§ **EXERCISE OBJECTIVE**
Pictures do not belong in the copy; quote every entry below exactly.

§ **DATASET EXCERPTS**
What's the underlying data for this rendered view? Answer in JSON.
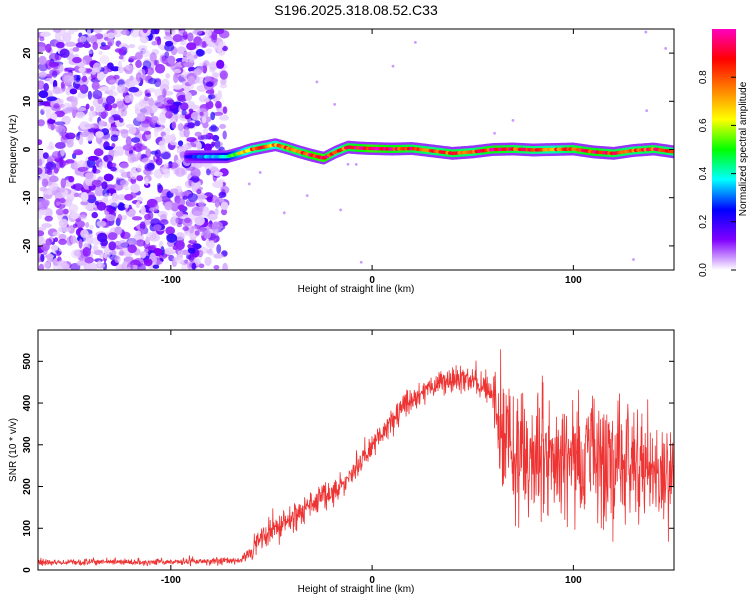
{
  "title": "S196.2025.318.08.52.C33",
  "chart_data": [
    {
      "type": "heatmap",
      "xlabel": "Height of straight line (km)",
      "ylabel": "Frequency (Hz)",
      "xlim": [
        -166,
        150
      ],
      "ylim": [
        -25,
        25
      ],
      "xticks": [
        -100,
        0,
        100
      ],
      "xtick_labels": [
        "-100",
        "0",
        "100"
      ],
      "yticks": [
        -20,
        -10,
        0,
        10,
        20
      ],
      "ytick_labels": [
        "-20",
        "-10",
        "0",
        "10",
        "20"
      ],
      "colorbar": {
        "label": "Normalized spectral amplitude",
        "range": [
          0,
          1
        ],
        "ticks": [
          0.0,
          0.2,
          0.4,
          0.6,
          0.8
        ],
        "tick_labels": [
          "0.0",
          "0.2",
          "0.4",
          "0.6",
          "0.8"
        ],
        "colors": [
          "#ff00c0",
          "#ff0000",
          "#ff8000",
          "#ffff00",
          "#00ff00",
          "#00ffff",
          "#0000ff",
          "#8000ff",
          "#ffffff"
        ]
      },
      "noise_region_x": [
        -166,
        -73
      ],
      "ridge": {
        "x": [
          -92,
          -85,
          -78,
          -72,
          -66,
          -60,
          -54,
          -48,
          -42,
          -36,
          -30,
          -24,
          -18,
          -12,
          -6,
          0,
          10,
          20,
          30,
          40,
          50,
          60,
          70,
          80,
          90,
          100,
          110,
          120,
          130,
          140,
          150
        ],
        "y": [
          -1.5,
          -1.5,
          -1.5,
          -1.5,
          -0.8,
          0,
          0.5,
          1,
          0.3,
          -0.5,
          -1.2,
          -1.8,
          -0.5,
          0.5,
          0.3,
          0.2,
          0.1,
          0.2,
          -0.3,
          -0.8,
          -0.5,
          0,
          0.1,
          -0.1,
          0,
          0.1,
          -0.5,
          -0.8,
          -0.2,
          0.1,
          -0.5
        ],
        "amplitude": [
          0.2,
          0.3,
          0.35,
          0.45,
          0.6,
          0.75,
          0.8,
          0.7,
          0.85,
          0.8,
          0.9,
          0.95,
          0.75,
          0.85,
          0.9,
          0.95,
          0.9,
          0.85,
          0.8,
          0.85,
          0.8,
          0.9,
          0.85,
          0.8,
          0.75,
          0.85,
          0.9,
          0.85,
          0.8,
          0.85,
          0.8
        ]
      }
    },
    {
      "type": "line",
      "xlabel": "Height of straight line (km)",
      "ylabel": "SNR (10 * v/v)",
      "xlim": [
        -166,
        150
      ],
      "ylim": [
        0,
        575
      ],
      "xticks": [
        -100,
        0,
        100
      ],
      "xtick_labels": [
        "-100",
        "0",
        "100"
      ],
      "yticks": [
        0,
        100,
        200,
        300,
        400,
        500
      ],
      "ytick_labels": [
        "0",
        "100",
        "200",
        "300",
        "400",
        "500"
      ],
      "color": "#ee3333",
      "series": [
        {
          "name": "SNR",
          "x": [
            -166,
            -100,
            -66,
            -60,
            -55,
            -45,
            -35,
            -25,
            -15,
            -5,
            5,
            15,
            25,
            35,
            45,
            55,
            60,
            62,
            70,
            80,
            90,
            100,
            110,
            120,
            130,
            140,
            150
          ],
          "mean": [
            18,
            20,
            22,
            40,
            80,
            110,
            140,
            170,
            200,
            260,
            330,
            390,
            430,
            450,
            460,
            440,
            420,
            300,
            280,
            280,
            270,
            270,
            270,
            260,
            250,
            240,
            230
          ],
          "spread": [
            6,
            7,
            8,
            15,
            30,
            30,
            30,
            30,
            30,
            30,
            30,
            28,
            25,
            25,
            25,
            30,
            40,
            130,
            150,
            150,
            145,
            140,
            140,
            140,
            120,
            110,
            100
          ]
        }
      ]
    }
  ]
}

§ **SOLVED PROBLEM**
What's the underlying data for this rendered view? Answer in JSON.
{
  "title": "S196.2025.318.08.52.C33",
  "chart_data": [
    {
      "type": "heatmap",
      "xlabel": "Height of straight line (km)",
      "ylabel": "Frequency (Hz)",
      "xlim": [
        -166,
        150
      ],
      "ylim": [
        -25,
        25
      ],
      "xticks": [
        -100,
        0,
        100
      ],
      "xtick_labels": [
        "-100",
        "0",
        "100"
      ],
      "yticks": [
        -20,
        -10,
        0,
        10,
        20
      ],
      "ytick_labels": [
        "-20",
        "-10",
        "0",
        "10",
        "20"
      ],
      "colorbar": {
        "label": "Normalized spectral amplitude",
        "range": [
          0,
          1
        ],
        "ticks": [
          0.0,
          0.2,
          0.4,
          0.6,
          0.8
        ],
        "tick_labels": [
          "0.0",
          "0.2",
          "0.4",
          "0.6",
          "0.8"
        ],
        "colors": [
          "#ff00c0",
          "#ff0000",
          "#ff8000",
          "#ffff00",
          "#00ff00",
          "#00ffff",
          "#0000ff",
          "#8000ff",
          "#ffffff"
        ]
      },
      "noise_region_x": [
        -166,
        -73
      ],
      "ridge": {
        "x": [
          -92,
          -85,
          -78,
          -72,
          -66,
          -60,
          -54,
          -48,
          -42,
          -36,
          -30,
          -24,
          -18,
          -12,
          -6,
          0,
          10,
          20,
          30,
          40,
          50,
          60,
          70,
          80,
          90,
          100,
          110,
          120,
          130,
          140,
          150
        ],
        "y": [
          -1.5,
          -1.5,
          -1.5,
          -1.5,
          -0.8,
          0,
          0.5,
          1,
          0.3,
          -0.5,
          -1.2,
          -1.8,
          -0.5,
          0.5,
          0.3,
          0.2,
          0.1,
          0.2,
          -0.3,
          -0.8,
          -0.5,
          0,
          0.1,
          -0.1,
          0,
          0.1,
          -0.5,
          -0.8,
          -0.2,
          0.1,
          -0.5
        ],
        "amplitude": [
          0.2,
          0.3,
          0.35,
          0.45,
          0.6,
          0.75,
          0.8,
          0.7,
          0.85,
          0.8,
          0.9,
          0.95,
          0.75,
          0.85,
          0.9,
          0.95,
          0.9,
          0.85,
          0.8,
          0.85,
          0.8,
          0.9,
          0.85,
          0.8,
          0.75,
          0.85,
          0.9,
          0.85,
          0.8,
          0.85,
          0.8
        ]
      }
    },
    {
      "type": "line",
      "xlabel": "Height of straight line (km)",
      "ylabel": "SNR (10 * v/v)",
      "xlim": [
        -166,
        150
      ],
      "ylim": [
        0,
        575
      ],
      "xticks": [
        -100,
        0,
        100
      ],
      "xtick_labels": [
        "-100",
        "0",
        "100"
      ],
      "yticks": [
        0,
        100,
        200,
        300,
        400,
        500
      ],
      "ytick_labels": [
        "0",
        "100",
        "200",
        "300",
        "400",
        "500"
      ],
      "color": "#ee3333",
      "series": [
        {
          "name": "SNR",
          "x": [
            -166,
            -100,
            -66,
            -60,
            -55,
            -45,
            -35,
            -25,
            -15,
            -5,
            5,
            15,
            25,
            35,
            45,
            55,
            60,
            62,
            70,
            80,
            90,
            100,
            110,
            120,
            130,
            140,
            150
          ],
          "mean": [
            18,
            20,
            22,
            40,
            80,
            110,
            140,
            170,
            200,
            260,
            330,
            390,
            430,
            450,
            460,
            440,
            420,
            300,
            280,
            280,
            270,
            270,
            270,
            260,
            250,
            240,
            230
          ],
          "spread": [
            6,
            7,
            8,
            15,
            30,
            30,
            30,
            30,
            30,
            30,
            30,
            28,
            25,
            25,
            25,
            30,
            40,
            130,
            150,
            150,
            145,
            140,
            140,
            140,
            120,
            110,
            100
          ]
        }
      ]
    }
  ]
}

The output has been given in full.